= PROBLEM STATEMENT =
Copy every line that mentions the word "phased".

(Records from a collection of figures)
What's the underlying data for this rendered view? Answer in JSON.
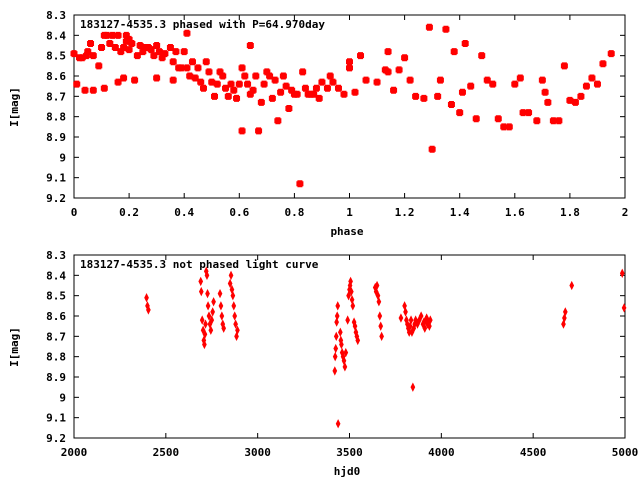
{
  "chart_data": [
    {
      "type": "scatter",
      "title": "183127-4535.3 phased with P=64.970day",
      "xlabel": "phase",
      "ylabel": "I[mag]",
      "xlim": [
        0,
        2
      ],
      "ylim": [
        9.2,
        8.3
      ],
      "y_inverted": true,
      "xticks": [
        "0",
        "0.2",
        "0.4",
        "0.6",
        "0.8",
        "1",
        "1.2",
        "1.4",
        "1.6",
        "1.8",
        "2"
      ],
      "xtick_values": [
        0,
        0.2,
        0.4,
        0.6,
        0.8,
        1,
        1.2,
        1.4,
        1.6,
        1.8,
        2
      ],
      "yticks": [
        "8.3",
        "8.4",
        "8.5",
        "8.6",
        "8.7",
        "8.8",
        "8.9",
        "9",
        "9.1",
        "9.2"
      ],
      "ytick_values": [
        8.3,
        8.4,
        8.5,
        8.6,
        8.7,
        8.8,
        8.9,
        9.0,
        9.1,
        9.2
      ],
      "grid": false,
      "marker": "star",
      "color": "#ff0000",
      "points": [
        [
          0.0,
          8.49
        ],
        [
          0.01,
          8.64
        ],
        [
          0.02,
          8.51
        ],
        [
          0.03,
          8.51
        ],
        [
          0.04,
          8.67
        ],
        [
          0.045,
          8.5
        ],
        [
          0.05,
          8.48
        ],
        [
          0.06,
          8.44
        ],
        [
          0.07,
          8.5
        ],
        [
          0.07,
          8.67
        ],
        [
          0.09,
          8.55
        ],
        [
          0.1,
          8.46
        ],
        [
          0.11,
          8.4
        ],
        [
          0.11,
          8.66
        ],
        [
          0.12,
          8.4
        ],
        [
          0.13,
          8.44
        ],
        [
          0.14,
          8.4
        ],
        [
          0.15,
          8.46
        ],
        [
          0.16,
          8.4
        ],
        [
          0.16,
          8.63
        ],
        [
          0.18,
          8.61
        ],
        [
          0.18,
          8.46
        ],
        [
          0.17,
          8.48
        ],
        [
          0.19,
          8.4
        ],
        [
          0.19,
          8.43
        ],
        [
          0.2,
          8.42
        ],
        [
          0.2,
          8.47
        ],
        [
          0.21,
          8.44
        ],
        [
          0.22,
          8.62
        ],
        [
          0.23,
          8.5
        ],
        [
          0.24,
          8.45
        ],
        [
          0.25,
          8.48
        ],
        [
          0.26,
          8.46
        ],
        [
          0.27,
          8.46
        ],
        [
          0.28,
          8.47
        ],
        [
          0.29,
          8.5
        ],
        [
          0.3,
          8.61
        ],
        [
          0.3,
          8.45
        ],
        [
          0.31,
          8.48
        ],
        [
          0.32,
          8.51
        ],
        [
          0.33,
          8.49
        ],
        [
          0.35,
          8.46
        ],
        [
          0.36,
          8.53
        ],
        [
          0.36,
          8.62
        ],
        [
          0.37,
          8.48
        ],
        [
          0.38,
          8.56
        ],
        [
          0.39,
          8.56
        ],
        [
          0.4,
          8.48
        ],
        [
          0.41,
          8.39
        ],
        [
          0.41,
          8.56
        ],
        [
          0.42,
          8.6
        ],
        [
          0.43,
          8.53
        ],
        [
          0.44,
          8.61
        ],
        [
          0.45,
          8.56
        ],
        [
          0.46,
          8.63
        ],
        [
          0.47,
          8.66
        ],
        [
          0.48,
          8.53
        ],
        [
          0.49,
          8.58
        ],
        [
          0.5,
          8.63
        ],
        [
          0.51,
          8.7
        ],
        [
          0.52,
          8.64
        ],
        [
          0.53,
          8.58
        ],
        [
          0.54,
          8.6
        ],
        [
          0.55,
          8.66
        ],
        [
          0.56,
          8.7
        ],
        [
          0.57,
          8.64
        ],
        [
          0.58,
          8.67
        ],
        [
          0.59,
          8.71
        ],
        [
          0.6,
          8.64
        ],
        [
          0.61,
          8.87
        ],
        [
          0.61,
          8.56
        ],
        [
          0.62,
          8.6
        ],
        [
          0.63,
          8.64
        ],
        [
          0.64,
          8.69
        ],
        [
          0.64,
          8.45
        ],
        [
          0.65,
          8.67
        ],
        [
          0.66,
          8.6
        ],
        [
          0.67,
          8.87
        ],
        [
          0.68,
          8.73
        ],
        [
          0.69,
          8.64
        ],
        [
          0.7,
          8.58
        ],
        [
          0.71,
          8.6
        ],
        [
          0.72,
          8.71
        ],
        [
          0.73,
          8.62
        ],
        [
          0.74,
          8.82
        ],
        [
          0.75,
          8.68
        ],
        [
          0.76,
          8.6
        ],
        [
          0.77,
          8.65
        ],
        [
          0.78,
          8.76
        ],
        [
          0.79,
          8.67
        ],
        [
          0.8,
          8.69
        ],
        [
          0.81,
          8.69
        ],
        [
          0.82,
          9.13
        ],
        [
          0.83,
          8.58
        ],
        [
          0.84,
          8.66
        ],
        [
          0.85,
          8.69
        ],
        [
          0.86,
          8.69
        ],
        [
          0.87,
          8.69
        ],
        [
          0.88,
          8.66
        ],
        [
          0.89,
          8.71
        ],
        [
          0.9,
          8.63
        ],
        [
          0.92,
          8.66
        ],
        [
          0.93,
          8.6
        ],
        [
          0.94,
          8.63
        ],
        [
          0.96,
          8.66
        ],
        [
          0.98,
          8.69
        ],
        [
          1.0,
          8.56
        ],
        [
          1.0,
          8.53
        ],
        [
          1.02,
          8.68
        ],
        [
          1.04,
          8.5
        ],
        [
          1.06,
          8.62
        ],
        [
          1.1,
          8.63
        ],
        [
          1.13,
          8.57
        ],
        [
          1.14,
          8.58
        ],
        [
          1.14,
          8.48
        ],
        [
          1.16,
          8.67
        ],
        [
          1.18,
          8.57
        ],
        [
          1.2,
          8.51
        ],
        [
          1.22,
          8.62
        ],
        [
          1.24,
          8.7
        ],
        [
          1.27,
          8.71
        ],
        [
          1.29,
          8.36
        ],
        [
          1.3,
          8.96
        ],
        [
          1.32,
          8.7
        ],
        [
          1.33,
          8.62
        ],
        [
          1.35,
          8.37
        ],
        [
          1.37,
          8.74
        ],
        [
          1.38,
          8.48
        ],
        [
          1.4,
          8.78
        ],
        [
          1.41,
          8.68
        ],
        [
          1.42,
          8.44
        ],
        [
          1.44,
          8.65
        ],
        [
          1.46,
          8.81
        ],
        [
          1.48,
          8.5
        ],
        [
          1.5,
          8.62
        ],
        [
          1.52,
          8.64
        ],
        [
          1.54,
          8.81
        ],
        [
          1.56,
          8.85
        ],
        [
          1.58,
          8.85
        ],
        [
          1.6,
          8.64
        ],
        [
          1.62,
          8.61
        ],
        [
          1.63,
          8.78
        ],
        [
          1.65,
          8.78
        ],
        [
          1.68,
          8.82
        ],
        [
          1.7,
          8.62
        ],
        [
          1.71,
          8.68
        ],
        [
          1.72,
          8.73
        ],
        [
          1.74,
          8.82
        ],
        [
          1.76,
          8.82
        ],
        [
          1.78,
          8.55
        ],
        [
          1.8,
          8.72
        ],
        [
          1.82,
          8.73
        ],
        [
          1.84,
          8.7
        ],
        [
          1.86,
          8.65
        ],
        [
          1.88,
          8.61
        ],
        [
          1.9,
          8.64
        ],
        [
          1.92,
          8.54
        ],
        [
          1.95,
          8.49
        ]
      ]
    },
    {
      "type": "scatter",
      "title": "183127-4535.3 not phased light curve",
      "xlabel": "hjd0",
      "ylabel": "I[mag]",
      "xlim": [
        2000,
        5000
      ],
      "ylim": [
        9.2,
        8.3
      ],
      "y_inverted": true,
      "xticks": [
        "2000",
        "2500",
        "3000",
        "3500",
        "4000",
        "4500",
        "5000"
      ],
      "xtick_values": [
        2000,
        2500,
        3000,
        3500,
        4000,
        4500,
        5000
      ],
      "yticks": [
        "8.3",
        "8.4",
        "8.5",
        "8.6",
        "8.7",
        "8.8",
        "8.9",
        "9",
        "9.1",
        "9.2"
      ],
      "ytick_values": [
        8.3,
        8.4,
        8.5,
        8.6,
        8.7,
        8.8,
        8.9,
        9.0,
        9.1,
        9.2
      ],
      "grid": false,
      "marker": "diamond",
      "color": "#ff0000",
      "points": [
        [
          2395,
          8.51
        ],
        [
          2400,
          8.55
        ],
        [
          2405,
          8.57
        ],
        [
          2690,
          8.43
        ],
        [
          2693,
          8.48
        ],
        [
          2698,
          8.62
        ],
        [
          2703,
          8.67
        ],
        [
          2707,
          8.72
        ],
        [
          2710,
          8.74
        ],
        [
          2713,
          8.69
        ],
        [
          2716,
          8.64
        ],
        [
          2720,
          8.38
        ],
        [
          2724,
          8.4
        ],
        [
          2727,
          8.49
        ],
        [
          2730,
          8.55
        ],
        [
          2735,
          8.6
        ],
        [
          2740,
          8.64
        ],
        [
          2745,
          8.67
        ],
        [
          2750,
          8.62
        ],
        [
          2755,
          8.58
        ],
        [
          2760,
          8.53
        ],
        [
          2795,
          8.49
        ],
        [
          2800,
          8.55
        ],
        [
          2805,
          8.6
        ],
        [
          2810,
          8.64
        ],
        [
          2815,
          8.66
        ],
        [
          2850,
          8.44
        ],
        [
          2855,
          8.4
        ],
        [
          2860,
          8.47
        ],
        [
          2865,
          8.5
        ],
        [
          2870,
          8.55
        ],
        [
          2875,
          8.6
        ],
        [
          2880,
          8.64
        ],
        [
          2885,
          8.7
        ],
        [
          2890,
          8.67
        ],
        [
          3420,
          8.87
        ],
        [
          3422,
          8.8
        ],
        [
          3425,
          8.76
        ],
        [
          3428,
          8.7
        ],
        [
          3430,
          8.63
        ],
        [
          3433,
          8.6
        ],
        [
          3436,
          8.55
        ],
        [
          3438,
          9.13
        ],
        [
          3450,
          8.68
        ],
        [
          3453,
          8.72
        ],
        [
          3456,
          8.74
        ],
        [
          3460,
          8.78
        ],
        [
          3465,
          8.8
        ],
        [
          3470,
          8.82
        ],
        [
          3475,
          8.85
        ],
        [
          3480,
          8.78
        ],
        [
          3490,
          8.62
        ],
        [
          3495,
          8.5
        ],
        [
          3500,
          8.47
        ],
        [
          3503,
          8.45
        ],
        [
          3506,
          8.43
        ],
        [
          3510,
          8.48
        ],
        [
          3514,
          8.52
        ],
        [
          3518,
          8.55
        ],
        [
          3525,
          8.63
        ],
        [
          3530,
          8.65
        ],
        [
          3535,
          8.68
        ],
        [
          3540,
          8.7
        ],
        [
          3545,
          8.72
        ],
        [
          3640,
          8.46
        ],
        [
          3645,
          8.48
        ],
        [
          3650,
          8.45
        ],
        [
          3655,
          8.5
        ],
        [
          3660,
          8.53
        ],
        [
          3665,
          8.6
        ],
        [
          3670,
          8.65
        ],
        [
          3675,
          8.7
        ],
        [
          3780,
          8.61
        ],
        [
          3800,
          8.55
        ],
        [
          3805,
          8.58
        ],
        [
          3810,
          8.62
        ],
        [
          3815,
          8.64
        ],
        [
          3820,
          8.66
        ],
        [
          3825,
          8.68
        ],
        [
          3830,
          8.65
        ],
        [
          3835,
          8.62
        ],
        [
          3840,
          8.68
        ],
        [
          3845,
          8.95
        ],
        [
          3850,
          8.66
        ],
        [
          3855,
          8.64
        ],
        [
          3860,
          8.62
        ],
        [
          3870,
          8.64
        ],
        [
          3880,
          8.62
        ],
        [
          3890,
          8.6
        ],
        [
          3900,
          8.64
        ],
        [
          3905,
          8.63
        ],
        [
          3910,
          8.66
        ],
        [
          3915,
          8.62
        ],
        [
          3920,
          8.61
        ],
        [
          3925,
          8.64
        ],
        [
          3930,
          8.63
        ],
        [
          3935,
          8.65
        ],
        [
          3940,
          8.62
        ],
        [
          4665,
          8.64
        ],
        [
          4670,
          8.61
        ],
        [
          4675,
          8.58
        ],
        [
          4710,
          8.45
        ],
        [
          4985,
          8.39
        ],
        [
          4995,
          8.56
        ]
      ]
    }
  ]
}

= SOLUTION FOR THIS TASK =
      "title": "183127-4535.3 phased with P=64.970day",
      "title": "183127-4535.3 not phased light curve",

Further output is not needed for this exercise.